* Description of the task
Type out every line below exactly as it reads.

* Records
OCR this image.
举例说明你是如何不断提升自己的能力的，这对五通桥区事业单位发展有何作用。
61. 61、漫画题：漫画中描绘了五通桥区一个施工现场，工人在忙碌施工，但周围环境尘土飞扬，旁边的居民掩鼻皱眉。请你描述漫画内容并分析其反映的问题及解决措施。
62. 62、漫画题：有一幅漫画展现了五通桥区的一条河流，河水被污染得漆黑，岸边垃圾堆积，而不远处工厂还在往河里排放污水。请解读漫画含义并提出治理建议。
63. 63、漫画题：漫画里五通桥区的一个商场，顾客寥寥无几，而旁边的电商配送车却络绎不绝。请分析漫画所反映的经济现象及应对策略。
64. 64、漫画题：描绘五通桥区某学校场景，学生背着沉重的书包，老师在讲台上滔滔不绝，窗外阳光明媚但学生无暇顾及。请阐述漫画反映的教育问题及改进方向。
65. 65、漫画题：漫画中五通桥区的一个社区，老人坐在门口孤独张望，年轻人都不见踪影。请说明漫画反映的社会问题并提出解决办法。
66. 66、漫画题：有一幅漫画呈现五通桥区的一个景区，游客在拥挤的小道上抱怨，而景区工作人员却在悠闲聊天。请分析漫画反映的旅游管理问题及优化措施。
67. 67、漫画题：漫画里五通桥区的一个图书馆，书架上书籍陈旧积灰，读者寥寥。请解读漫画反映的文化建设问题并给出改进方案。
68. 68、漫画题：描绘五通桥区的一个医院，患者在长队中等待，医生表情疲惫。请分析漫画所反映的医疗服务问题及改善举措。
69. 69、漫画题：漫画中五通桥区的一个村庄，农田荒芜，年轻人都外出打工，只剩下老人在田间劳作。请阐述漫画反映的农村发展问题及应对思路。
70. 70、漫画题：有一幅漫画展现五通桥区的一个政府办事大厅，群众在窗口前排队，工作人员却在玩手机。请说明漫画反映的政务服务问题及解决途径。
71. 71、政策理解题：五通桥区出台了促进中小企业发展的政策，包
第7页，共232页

* Finished task
OCR this image.
举例说明你是如何不断提升自己的能力的，这对五通桥区事业单位发展有何作用。
61. 61、漫画题：漫画中描绘了五通桥区一个施工现场，工人在忙碌施工，但周围环境尘土飞扬，旁边的居民掩鼻皱眉。请你描述漫画内容并分析其反映的问题及解决措施。
62. 62、漫画题：有一幅漫画展现了五通桥区的一条河流，河水被污染得漆黑，岸边垃圾堆积，而不远处工厂还在往河里排放污水。请解读漫画含义并提出治理建议。
63. 63、漫画题：漫画里五通桥区的一个商场，顾客寥寥无几，而旁边的电商配送车却络绎不绝。请分析漫画所反映的经济现象及应对策略。
64. 64、漫画题：描绘五通桥区某学校场景，学生背着沉重的书包，老师在讲台上滔滔不绝，窗外阳光明媚但学生无暇顾及。请阐述漫画反映的教育问题及改进方向。
65. 65、漫画题：漫画中五通桥区的一个社区，老人坐在门口孤独张望，年轻人都不见踪影。请说明漫画反映的社会问题并提出解决办法。
66. 66、漫画题：有一幅漫画呈现五通桥区的一个景区，游客在拥挤的小道上抱怨，而景区工作人员却在悠闲聊天。请分析漫画反映的旅游管理问题及优化措施。
67. 67、漫画题：漫画里五通桥区的一个图书馆，书架上书籍陈旧积灰，读者寥寥。请解读漫画反映的文化建设问题并给出改进方案。
68. 68、漫画题：描绘五通桥区的一个医院，患者在长队中等待，医生表情疲惫。请分析漫画所反映的医疗服务问题及改善举措。
69. 69、漫画题：漫画中五通桥区的一个村庄，农田荒芜，年轻人都外出打工，只剩下老人在田间劳作。请阐述漫画反映的农村发展问题及应对思路。
70. 70、漫画题：有一幅漫画展现五通桥区的一个政府办事大厅，群众在窗口前排队，工作人员却在玩手机。请说明漫画反映的政务服务问题及解决途径。
71. 71、政策理解题：五通桥区出台了促进中小企业发展的政策，包
第7页，共232页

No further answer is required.